## [TASK PROMPT]
Below are some records; repeat them all exactly, minus the pictures.

*****

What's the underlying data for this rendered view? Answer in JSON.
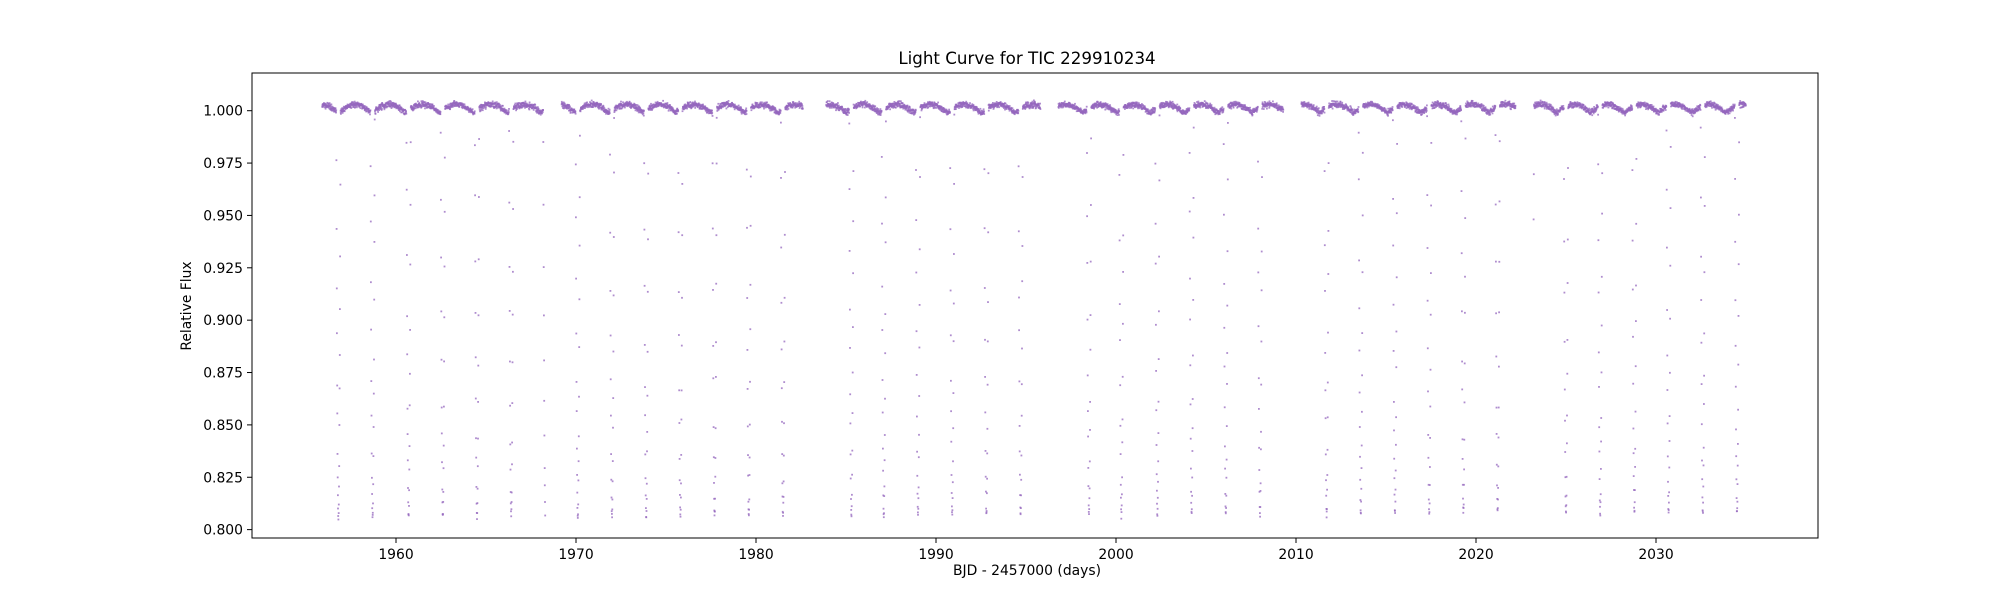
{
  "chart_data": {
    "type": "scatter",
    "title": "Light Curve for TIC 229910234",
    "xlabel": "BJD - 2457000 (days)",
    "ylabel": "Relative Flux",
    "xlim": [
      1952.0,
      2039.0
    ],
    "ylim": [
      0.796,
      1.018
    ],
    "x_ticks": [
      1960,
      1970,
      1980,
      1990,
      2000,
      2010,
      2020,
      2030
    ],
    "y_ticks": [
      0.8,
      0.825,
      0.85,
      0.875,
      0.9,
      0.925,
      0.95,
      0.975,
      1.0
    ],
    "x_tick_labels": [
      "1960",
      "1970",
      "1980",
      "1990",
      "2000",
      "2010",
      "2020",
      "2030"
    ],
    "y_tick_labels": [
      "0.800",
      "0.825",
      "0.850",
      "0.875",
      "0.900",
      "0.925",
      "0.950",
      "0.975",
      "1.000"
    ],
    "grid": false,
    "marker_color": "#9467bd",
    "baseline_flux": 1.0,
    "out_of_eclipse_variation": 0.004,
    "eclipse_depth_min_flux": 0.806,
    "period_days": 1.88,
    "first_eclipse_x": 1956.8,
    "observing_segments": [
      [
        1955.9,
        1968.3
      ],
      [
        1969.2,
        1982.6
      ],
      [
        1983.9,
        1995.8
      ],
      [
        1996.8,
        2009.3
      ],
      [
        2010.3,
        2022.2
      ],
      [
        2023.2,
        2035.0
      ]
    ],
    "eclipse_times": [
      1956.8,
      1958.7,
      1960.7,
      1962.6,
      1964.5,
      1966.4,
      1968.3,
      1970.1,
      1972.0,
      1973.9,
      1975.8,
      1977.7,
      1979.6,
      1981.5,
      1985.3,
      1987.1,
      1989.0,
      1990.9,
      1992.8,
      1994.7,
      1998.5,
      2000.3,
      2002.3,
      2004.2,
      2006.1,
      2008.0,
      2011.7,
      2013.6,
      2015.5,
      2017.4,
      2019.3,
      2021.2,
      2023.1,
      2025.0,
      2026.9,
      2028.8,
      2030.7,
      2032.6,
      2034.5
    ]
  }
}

*****

## [OUTPUT OF THE TASK]
What's the underlying data for this rendered view? Answer in JSON.
{
  "chart_data": {
    "type": "scatter",
    "title": "Light Curve for TIC 229910234",
    "xlabel": "BJD - 2457000 (days)",
    "ylabel": "Relative Flux",
    "xlim": [
      1952.0,
      2039.0
    ],
    "ylim": [
      0.796,
      1.018
    ],
    "x_ticks": [
      1960,
      1970,
      1980,
      1990,
      2000,
      2010,
      2020,
      2030
    ],
    "y_ticks": [
      0.8,
      0.825,
      0.85,
      0.875,
      0.9,
      0.925,
      0.95,
      0.975,
      1.0
    ],
    "x_tick_labels": [
      "1960",
      "1970",
      "1980",
      "1990",
      "2000",
      "2010",
      "2020",
      "2030"
    ],
    "y_tick_labels": [
      "0.800",
      "0.825",
      "0.850",
      "0.875",
      "0.900",
      "0.925",
      "0.950",
      "0.975",
      "1.000"
    ],
    "grid": false,
    "marker_color": "#9467bd",
    "baseline_flux": 1.0,
    "out_of_eclipse_variation": 0.004,
    "eclipse_depth_min_flux": 0.806,
    "period_days": 1.88,
    "first_eclipse_x": 1956.8,
    "observing_segments": [
      [
        1955.9,
        1968.3
      ],
      [
        1969.2,
        1982.6
      ],
      [
        1983.9,
        1995.8
      ],
      [
        1996.8,
        2009.3
      ],
      [
        2010.3,
        2022.2
      ],
      [
        2023.2,
        2035.0
      ]
    ],
    "eclipse_times": [
      1956.8,
      1958.7,
      1960.7,
      1962.6,
      1964.5,
      1966.4,
      1968.3,
      1970.1,
      1972.0,
      1973.9,
      1975.8,
      1977.7,
      1979.6,
      1981.5,
      1985.3,
      1987.1,
      1989.0,
      1990.9,
      1992.8,
      1994.7,
      1998.5,
      2000.3,
      2002.3,
      2004.2,
      2006.1,
      2008.0,
      2011.7,
      2013.6,
      2015.5,
      2017.4,
      2019.3,
      2021.2,
      2023.1,
      2025.0,
      2026.9,
      2028.8,
      2030.7,
      2032.6,
      2034.5
    ]
  }
}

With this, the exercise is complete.